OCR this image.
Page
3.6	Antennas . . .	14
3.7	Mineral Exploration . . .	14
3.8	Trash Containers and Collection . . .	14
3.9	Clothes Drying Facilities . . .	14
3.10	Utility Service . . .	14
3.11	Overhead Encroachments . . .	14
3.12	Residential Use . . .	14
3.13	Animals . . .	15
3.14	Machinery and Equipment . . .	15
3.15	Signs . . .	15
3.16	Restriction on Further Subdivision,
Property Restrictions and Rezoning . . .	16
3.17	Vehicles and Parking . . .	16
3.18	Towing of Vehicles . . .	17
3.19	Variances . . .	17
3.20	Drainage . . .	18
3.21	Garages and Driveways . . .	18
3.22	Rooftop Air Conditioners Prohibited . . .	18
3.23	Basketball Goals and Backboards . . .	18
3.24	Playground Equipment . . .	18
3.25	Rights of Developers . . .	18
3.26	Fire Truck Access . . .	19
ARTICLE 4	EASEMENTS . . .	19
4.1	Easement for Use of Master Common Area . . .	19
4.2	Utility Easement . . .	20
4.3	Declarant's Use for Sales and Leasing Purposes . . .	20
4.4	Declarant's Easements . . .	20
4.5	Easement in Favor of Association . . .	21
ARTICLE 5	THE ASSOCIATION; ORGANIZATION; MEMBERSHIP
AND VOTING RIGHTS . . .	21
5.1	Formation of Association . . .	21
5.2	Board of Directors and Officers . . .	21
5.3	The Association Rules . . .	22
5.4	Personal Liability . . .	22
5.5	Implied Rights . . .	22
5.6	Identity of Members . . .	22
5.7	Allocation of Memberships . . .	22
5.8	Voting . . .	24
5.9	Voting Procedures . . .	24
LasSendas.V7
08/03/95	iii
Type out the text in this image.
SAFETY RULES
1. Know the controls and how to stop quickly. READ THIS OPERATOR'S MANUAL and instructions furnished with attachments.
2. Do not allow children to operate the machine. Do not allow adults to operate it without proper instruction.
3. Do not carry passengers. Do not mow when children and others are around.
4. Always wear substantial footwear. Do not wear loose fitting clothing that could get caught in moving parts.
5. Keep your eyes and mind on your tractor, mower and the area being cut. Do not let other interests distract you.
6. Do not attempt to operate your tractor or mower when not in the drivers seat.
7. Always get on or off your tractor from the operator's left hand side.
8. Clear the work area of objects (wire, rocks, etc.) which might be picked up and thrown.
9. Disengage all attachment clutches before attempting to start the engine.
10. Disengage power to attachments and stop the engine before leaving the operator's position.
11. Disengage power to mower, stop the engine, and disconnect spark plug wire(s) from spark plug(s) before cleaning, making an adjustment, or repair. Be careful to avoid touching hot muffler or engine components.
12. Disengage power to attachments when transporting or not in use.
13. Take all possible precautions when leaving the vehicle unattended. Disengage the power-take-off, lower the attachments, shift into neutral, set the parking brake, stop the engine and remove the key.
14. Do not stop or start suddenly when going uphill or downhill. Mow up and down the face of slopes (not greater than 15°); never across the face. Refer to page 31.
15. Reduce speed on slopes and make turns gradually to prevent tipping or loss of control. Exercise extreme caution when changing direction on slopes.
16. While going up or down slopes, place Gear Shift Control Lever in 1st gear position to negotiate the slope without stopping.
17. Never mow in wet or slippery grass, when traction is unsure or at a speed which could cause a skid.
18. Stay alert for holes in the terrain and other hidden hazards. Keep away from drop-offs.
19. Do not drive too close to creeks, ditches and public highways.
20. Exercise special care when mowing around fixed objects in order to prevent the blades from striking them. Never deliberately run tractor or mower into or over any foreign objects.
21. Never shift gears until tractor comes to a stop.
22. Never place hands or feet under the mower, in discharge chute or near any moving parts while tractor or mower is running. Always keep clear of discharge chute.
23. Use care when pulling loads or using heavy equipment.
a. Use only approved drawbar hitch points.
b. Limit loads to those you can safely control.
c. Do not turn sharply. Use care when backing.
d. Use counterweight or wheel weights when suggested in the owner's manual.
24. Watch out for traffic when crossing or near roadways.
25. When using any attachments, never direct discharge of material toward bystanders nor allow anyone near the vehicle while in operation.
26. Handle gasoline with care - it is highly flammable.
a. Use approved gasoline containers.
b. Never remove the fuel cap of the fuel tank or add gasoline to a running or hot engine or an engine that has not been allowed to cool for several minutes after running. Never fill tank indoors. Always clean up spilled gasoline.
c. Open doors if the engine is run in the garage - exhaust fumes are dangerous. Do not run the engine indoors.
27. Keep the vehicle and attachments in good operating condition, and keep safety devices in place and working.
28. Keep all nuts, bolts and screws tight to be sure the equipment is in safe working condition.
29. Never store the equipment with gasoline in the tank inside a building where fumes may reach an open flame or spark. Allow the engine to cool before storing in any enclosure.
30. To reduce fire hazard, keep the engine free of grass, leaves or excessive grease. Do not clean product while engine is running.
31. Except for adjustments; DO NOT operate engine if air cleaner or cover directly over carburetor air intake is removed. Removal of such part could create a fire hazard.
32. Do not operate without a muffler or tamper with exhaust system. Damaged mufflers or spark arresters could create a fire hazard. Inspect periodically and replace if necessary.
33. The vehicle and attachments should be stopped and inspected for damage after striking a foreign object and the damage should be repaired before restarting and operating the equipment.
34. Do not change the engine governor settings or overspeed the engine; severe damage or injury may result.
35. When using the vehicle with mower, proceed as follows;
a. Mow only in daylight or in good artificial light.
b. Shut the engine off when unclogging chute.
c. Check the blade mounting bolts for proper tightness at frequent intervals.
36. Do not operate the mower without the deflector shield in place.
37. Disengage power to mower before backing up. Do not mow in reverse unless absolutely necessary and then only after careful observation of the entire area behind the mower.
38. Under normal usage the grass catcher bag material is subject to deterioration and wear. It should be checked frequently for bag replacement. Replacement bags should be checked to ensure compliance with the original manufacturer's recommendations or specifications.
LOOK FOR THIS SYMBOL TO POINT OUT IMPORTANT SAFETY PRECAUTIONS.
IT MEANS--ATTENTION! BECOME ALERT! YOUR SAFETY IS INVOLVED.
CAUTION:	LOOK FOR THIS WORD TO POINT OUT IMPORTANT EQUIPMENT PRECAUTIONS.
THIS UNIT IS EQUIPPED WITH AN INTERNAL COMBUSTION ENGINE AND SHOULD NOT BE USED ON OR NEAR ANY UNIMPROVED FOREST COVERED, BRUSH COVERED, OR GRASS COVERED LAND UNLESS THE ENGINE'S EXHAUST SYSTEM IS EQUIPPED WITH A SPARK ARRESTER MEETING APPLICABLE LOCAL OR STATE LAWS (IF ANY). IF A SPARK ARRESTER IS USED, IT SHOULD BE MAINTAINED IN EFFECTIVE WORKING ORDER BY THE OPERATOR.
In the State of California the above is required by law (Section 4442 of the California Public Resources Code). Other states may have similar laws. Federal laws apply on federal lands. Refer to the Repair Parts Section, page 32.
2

--------------------------------------------------

### Aim:
Show the data once more, exactly as it was written.

### Expected output:
OCR this image.
Page
3.6	Antennas . . .	14
3.7	Mineral Exploration . . .	14
3.8	Trash Containers and Collection . . .	14
3.9	Clothes Drying Facilities . . .	14
3.10	Utility Service . . .	14
3.11	Overhead Encroachments . . .	14
3.12	Residential Use . . .	14
3.13	Animals . . .	15
3.14	Machinery and Equipment . . .	15
3.15	Signs . . .	15
3.16	Restriction on Further Subdivision,
Property Restrictions and Rezoning . . .	16
3.17	Vehicles and Parking . . .	16
3.18	Towing of Vehicles . . .	17
3.19	Variances . . .	17
3.20	Drainage . . .	18
3.21	Garages and Driveways . . .	18
3.22	Rooftop Air Conditioners Prohibited . . .	18
3.23	Basketball Goals and Backboards . . .	18
3.24	Playground Equipment . . .	18
3.25	Rights of Developers . . .	18
3.26	Fire Truck Access . . .	19
ARTICLE 4	EASEMENTS . . .	19
4.1	Easement for Use of Master Common Area . . .	19
4.2	Utility Easement . . .	20
4.3	Declarant's Use for Sales and Leasing Purposes . . .	20
4.4	Declarant's Easements . . .	20
4.5	Easement in Favor of Association . . .	21
ARTICLE 5	THE ASSOCIATION; ORGANIZATION; MEMBERSHIP
AND VOTING RIGHTS . . .	21
5.1	Formation of Association . . .	21
5.2	Board of Directors and Officers . . .	21
5.3	The Association Rules . . .	22
5.4	Personal Liability . . .	22
5.5	Implied Rights . . .	22
5.6	Identity of Members . . .	22
5.7	Allocation of Memberships . . .	22
5.8	Voting . . .	24
5.9	Voting Procedures . . .	24
LasSendas.V7
08/03/95	iii
Type out the text in this image.
SAFETY RULES
1. Know the controls and how to stop quickly. READ THIS OPERATOR'S MANUAL and instructions furnished with attachments.
2. Do not allow children to operate the machine. Do not allow adults to operate it without proper instruction.
3. Do not carry passengers. Do not mow when children and others are around.
4. Always wear substantial footwear. Do not wear loose fitting clothing that could get caught in moving parts.
5. Keep your eyes and mind on your tractor, mower and the area being cut. Do not let other interests distract you.
6. Do not attempt to operate your tractor or mower when not in the drivers seat.
7. Always get on or off your tractor from the operator's left hand side.
8. Clear the work area of objects (wire, rocks, etc.) which might be picked up and thrown.
9. Disengage all attachment clutches before attempting to start the engine.
10. Disengage power to attachments and stop the engine before leaving the operator's position.
11. Disengage power to mower, stop the engine, and disconnect spark plug wire(s) from spark plug(s) before cleaning, making an adjustment, or repair. Be careful to avoid touching hot muffler or engine components.
12. Disengage power to attachments when transporting or not in use.
13. Take all possible precautions when leaving the vehicle unattended. Disengage the power-take-off, lower the attachments, shift into neutral, set the parking brake, stop the engine and remove the key.
14. Do not stop or start suddenly when going uphill or downhill. Mow up and down the face of slopes (not greater than 15°); never across the face. Refer to page 31.
15. Reduce speed on slopes and make turns gradually to prevent tipping or loss of control. Exercise extreme caution when changing direction on slopes.
16. While going up or down slopes, place Gear Shift Control Lever in 1st gear position to negotiate the slope without stopping.
17. Never mow in wet or slippery grass, when traction is unsure or at a speed which could cause a skid.
18. Stay alert for holes in the terrain and other hidden hazards. Keep away from drop-offs.
19. Do not drive too close to creeks, ditches and public highways.
20. Exercise special care when mowing around fixed objects in order to prevent the blades from striking them. Never deliberately run tractor or mower into or over any foreign objects.
21. Never shift gears until tractor comes to a stop.
22. Never place hands or feet under the mower, in discharge chute or near any moving parts while tractor or mower is running. Always keep clear of discharge chute.
23. Use care when pulling loads or using heavy equipment.
a. Use only approved drawbar hitch points.
b. Limit loads to those you can safely control.
c. Do not turn sharply. Use care when backing.
d. Use counterweight or wheel weights when suggested in the owner's manual.
24. Watch out for traffic when crossing or near roadways.
25. When using any attachments, never direct discharge of material toward bystanders nor allow anyone near the vehicle while in operation.
26. Handle gasoline with care - it is highly flammable.
a. Use approved gasoline containers.
b. Never remove the fuel cap of the fuel tank or add gasoline to a running or hot engine or an engine that has not been allowed to cool for several minutes after running. Never fill tank indoors. Always clean up spilled gasoline.
c. Open doors if the engine is run in the garage - exhaust fumes are dangerous. Do not run the engine indoors.
27. Keep the vehicle and attachments in good operating condition, and keep safety devices in place and working.
28. Keep all nuts, bolts and screws tight to be sure the equipment is in safe working condition.
29. Never store the equipment with gasoline in the tank inside a building where fumes may reach an open flame or spark. Allow the engine to cool before storing in any enclosure.
30. To reduce fire hazard, keep the engine free of grass, leaves or excessive grease. Do not clean product while engine is running.
31. Except for adjustments; DO NOT operate engine if air cleaner or cover directly over carburetor air intake is removed. Removal of such part could create a fire hazard.
32. Do not operate without a muffler or tamper with exhaust system. Damaged mufflers or spark arresters could create a fire hazard. Inspect periodically and replace if necessary.
33. The vehicle and attachments should be stopped and inspected for damage after striking a foreign object and the damage should be repaired before restarting and operating the equipment.
34. Do not change the engine governor settings or overspeed the engine; severe damage or injury may result.
35. When using the vehicle with mower, proceed as follows;
a. Mow only in daylight or in good artificial light.
b. Shut the engine off when unclogging chute.
c. Check the blade mounting bolts for proper tightness at frequent intervals.
36. Do not operate the mower without the deflector shield in place.
37. Disengage power to mower before backing up. Do not mow in reverse unless absolutely necessary and then only after careful observation of the entire area behind the mower.
38. Under normal usage the grass catcher bag material is subject to deterioration and wear. It should be checked frequently for bag replacement. Replacement bags should be checked to ensure compliance with the original manufacturer's recommendations or specifications.
LOOK FOR THIS SYMBOL TO POINT OUT IMPORTANT SAFETY PRECAUTIONS.
IT MEANS--ATTENTION! BECOME ALERT! YOUR SAFETY IS INVOLVED.
CAUTION:	LOOK FOR THIS WORD TO POINT OUT IMPORTANT EQUIPMENT PRECAUTIONS.
THIS UNIT IS EQUIPPED WITH AN INTERNAL COMBUSTION ENGINE AND SHOULD NOT BE USED ON OR NEAR ANY UNIMPROVED FOREST COVERED, BRUSH COVERED, OR GRASS COVERED LAND UNLESS THE ENGINE'S EXHAUST SYSTEM IS EQUIPPED WITH A SPARK ARRESTER MEETING APPLICABLE LOCAL OR STATE LAWS (IF ANY). IF A SPARK ARRESTER IS USED, IT SHOULD BE MAINTAINED IN EFFECTIVE WORKING ORDER BY THE OPERATOR.
In the State of California the above is required by law (Section 4442 of the California Public Resources Code). Other states may have similar laws. Federal laws apply on federal lands. Refer to the Repair Parts Section, page 32.
2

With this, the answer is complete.